*** Extracted records
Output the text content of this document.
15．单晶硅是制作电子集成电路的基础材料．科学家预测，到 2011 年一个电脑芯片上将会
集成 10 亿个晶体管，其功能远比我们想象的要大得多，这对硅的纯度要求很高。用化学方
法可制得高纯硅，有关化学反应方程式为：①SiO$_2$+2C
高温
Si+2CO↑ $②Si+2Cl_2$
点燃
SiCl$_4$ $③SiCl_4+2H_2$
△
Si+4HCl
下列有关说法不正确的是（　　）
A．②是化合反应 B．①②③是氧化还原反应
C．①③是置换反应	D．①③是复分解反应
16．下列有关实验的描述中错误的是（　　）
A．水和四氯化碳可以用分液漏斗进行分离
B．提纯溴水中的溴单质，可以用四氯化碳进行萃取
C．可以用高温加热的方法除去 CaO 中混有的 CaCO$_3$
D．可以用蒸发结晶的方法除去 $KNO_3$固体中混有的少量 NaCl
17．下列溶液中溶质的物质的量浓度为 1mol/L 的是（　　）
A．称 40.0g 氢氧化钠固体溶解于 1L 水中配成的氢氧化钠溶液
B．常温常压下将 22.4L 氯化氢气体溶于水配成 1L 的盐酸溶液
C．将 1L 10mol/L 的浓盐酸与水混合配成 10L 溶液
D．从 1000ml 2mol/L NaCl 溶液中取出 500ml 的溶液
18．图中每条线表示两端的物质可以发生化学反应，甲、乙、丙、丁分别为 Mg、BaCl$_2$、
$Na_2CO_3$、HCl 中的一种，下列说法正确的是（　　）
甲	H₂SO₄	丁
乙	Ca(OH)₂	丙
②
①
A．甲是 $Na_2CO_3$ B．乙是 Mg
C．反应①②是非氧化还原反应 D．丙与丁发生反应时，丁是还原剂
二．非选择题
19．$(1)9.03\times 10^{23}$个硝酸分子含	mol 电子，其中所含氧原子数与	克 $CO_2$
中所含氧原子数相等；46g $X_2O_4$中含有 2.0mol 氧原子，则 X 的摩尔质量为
******
▸ Given task
From the entries above, copy every line that holds the word "NaCl".

▸ Response
D．可以用蒸发结晶的方法除去 $KNO_3$固体中混有的少量 NaCl
D．从 1000ml 2mol/L NaCl 溶液中取出 500ml 的溶液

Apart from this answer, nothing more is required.